▸ **What the task asks**: The records are to be restated in their entirety, word for word.

Recorded data
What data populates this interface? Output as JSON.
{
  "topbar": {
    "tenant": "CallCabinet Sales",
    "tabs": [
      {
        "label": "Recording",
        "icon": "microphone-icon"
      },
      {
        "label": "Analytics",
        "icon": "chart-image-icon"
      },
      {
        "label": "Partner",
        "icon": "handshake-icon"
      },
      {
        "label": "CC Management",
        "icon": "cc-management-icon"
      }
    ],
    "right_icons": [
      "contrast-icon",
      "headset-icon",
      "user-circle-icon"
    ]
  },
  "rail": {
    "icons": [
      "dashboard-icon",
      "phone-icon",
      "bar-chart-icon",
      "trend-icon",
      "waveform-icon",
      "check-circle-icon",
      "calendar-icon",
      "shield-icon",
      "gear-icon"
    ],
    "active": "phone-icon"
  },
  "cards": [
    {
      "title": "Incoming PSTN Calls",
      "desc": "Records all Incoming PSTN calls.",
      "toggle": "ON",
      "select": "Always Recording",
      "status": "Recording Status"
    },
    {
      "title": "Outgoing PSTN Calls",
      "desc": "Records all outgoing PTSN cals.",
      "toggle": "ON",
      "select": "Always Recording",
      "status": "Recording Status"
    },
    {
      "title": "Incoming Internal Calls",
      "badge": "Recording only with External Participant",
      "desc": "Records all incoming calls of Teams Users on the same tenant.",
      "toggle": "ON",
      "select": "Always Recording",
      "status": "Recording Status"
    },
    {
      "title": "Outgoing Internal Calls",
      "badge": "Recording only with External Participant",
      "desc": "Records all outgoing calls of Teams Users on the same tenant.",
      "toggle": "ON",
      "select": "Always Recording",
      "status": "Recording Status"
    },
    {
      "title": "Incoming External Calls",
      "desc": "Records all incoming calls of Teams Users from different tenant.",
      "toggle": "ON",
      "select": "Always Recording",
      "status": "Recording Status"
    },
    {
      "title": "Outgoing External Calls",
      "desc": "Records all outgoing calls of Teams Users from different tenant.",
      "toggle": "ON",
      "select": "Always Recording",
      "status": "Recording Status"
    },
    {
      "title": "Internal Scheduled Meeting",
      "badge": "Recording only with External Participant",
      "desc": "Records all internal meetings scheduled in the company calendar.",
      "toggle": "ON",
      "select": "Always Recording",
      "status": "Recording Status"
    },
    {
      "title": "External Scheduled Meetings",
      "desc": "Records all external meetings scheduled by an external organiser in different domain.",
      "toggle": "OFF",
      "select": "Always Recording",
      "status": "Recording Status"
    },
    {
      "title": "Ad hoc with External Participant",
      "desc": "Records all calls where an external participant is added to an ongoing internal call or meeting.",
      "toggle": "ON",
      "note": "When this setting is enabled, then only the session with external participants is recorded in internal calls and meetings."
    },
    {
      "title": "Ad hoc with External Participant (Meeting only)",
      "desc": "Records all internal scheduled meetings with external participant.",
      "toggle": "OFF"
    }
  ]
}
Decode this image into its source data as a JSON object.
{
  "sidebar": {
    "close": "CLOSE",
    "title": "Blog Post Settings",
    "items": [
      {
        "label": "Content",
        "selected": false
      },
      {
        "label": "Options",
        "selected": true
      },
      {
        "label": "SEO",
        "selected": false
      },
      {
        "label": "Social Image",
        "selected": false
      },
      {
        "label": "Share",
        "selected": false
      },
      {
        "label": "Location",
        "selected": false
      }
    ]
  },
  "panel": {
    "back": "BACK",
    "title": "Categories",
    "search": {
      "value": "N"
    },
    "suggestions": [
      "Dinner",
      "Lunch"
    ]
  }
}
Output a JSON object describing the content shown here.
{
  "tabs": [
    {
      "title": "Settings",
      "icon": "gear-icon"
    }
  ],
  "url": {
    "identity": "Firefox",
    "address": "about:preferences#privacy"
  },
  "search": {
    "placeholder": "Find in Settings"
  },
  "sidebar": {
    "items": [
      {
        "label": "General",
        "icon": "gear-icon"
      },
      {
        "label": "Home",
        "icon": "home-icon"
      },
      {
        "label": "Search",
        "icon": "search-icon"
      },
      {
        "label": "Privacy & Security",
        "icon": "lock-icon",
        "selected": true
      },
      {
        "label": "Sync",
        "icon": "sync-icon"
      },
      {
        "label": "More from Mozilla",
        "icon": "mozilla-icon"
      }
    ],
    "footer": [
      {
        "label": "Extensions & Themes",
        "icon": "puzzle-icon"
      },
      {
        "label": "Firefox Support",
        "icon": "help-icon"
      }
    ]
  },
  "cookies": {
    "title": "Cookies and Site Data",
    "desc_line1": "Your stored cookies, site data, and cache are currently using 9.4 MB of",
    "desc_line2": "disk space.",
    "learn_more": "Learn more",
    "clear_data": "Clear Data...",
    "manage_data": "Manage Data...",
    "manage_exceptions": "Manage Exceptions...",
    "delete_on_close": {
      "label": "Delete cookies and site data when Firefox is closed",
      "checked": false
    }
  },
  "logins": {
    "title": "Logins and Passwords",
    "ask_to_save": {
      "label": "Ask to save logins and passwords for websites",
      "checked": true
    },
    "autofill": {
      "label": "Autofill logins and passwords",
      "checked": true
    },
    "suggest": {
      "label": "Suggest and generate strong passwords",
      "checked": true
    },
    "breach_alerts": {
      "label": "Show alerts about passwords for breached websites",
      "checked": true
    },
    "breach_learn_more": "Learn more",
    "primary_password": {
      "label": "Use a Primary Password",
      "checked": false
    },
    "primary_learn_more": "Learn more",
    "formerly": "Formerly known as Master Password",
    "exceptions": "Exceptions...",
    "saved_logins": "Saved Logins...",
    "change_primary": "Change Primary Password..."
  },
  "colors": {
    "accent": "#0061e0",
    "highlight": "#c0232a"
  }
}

▸ **Response**:
What data populates this interface? Output as JSON.
{
  "topbar": {
    "tenant": "CallCabinet Sales",
    "tabs": [
      {
        "label": "Recording",
        "icon": "microphone-icon"
      },
      {
        "label": "Analytics",
        "icon": "chart-image-icon"
      },
      {
        "label": "Partner",
        "icon": "handshake-icon"
      },
      {
        "label": "CC Management",
        "icon": "cc-management-icon"
      }
    ],
    "right_icons": [
      "contrast-icon",
      "headset-icon",
      "user-circle-icon"
    ]
  },
  "rail": {
    "icons": [
      "dashboard-icon",
      "phone-icon",
      "bar-chart-icon",
      "trend-icon",
      "waveform-icon",
      "check-circle-icon",
      "calendar-icon",
      "shield-icon",
      "gear-icon"
    ],
    "active": "phone-icon"
  },
  "cards": [
    {
      "title": "Incoming PSTN Calls",
      "desc": "Records all Incoming PSTN calls.",
      "toggle": "ON",
      "select": "Always Recording",
      "status": "Recording Status"
    },
    {
      "title": "Outgoing PSTN Calls",
      "desc": "Records all outgoing PTSN cals.",
      "toggle": "ON",
      "select": "Always Recording",
      "status": "Recording Status"
    },
    {
      "title": "Incoming Internal Calls",
      "badge": "Recording only with External Participant",
      "desc": "Records all incoming calls of Teams Users on the same tenant.",
      "toggle": "ON",
      "select": "Always Recording",
      "status": "Recording Status"
    },
    {
      "title": "Outgoing Internal Calls",
      "badge": "Recording only with External Participant",
      "desc": "Records all outgoing calls of Teams Users on the same tenant.",
      "toggle": "ON",
      "select": "Always Recording",
      "status": "Recording Status"
    },
    {
      "title": "Incoming External Calls",
      "desc": "Records all incoming calls of Teams Users from different tenant.",
      "toggle": "ON",
      "select": "Always Recording",
      "status": "Recording Status"
    },
    {
      "title": "Outgoing External Calls",
      "desc": "Records all outgoing calls of Teams Users from different tenant.",
      "toggle": "ON",
      "select": "Always Recording",
      "status": "Recording Status"
    },
    {
      "title": "Internal Scheduled Meeting",
      "badge": "Recording only with External Participant",
      "desc": "Records all internal meetings scheduled in the company calendar.",
      "toggle": "ON",
      "select": "Always Recording",
      "status": "Recording Status"
    },
    {
      "title": "External Scheduled Meetings",
      "desc": "Records all external meetings scheduled by an external organiser in different domain.",
      "toggle": "OFF",
      "select": "Always Recording",
      "status": "Recording Status"
    },
    {
      "title": "Ad hoc with External Participant",
      "desc": "Records all calls where an external participant is added to an ongoing internal call or meeting.",
      "toggle": "ON",
      "note": "When this setting is enabled, then only the session with external participants is recorded in internal calls and meetings."
    },
    {
      "title": "Ad hoc with External Participant (Meeting only)",
      "desc": "Records all internal scheduled meetings with external participant.",
      "toggle": "OFF"
    }
  ]
}
Decode this image into its source data as a JSON object.
{
  "sidebar": {
    "close": "CLOSE",
    "title": "Blog Post Settings",
    "items": [
      {
        "label": "Content",
        "selected": false
      },
      {
        "label": "Options",
        "selected": true
      },
      {
        "label": "SEO",
        "selected": false
      },
      {
        "label": "Social Image",
        "selected": false
      },
      {
        "label": "Share",
        "selected": false
      },
      {
        "label": "Location",
        "selected": false
      }
    ]
  },
  "panel": {
    "back": "BACK",
    "title": "Categories",
    "search": {
      "value": "N"
    },
    "suggestions": [
      "Dinner",
      "Lunch"
    ]
  }
}
Output a JSON object describing the content shown here.
{
  "tabs": [
    {
      "title": "Settings",
      "icon": "gear-icon"
    }
  ],
  "url": {
    "identity": "Firefox",
    "address": "about:preferences#privacy"
  },
  "search": {
    "placeholder": "Find in Settings"
  },
  "sidebar": {
    "items": [
      {
        "label": "General",
        "icon": "gear-icon"
      },
      {
        "label": "Home",
        "icon": "home-icon"
      },
      {
        "label": "Search",
        "icon": "search-icon"
      },
      {
        "label": "Privacy & Security",
        "icon": "lock-icon",
        "selected": true
      },
      {
        "label": "Sync",
        "icon": "sync-icon"
      },
      {
        "label": "More from Mozilla",
        "icon": "mozilla-icon"
      }
    ],
    "footer": [
      {
        "label": "Extensions & Themes",
        "icon": "puzzle-icon"
      },
      {
        "label": "Firefox Support",
        "icon": "help-icon"
      }
    ]
  },
  "cookies": {
    "title": "Cookies and Site Data",
    "desc_line1": "Your stored cookies, site data, and cache are currently using 9.4 MB of",
    "desc_line2": "disk space.",
    "learn_more": "Learn more",
    "clear_data": "Clear Data...",
    "manage_data": "Manage Data...",
    "manage_exceptions": "Manage Exceptions...",
    "delete_on_close": {
      "label": "Delete cookies and site data when Firefox is closed",
      "checked": false
    }
  },
  "logins": {
    "title": "Logins and Passwords",
    "ask_to_save": {
      "label": "Ask to save logins and passwords for websites",
      "checked": true
    },
    "autofill": {
      "label": "Autofill logins and passwords",
      "checked": true
    },
    "suggest": {
      "label": "Suggest and generate strong passwords",
      "checked": true
    },
    "breach_alerts": {
      "label": "Show alerts about passwords for breached websites",
      "checked": true
    },
    "breach_learn_more": "Learn more",
    "primary_password": {
      "label": "Use a Primary Password",
      "checked": false
    },
    "primary_learn_more": "Learn more",
    "formerly": "Formerly known as Master Password",
    "exceptions": "Exceptions...",
    "saved_logins": "Saved Logins...",
    "change_primary": "Change Primary Password..."
  },
  "colors": {
    "accent": "#0061e0",
    "highlight": "#c0232a"
  }
}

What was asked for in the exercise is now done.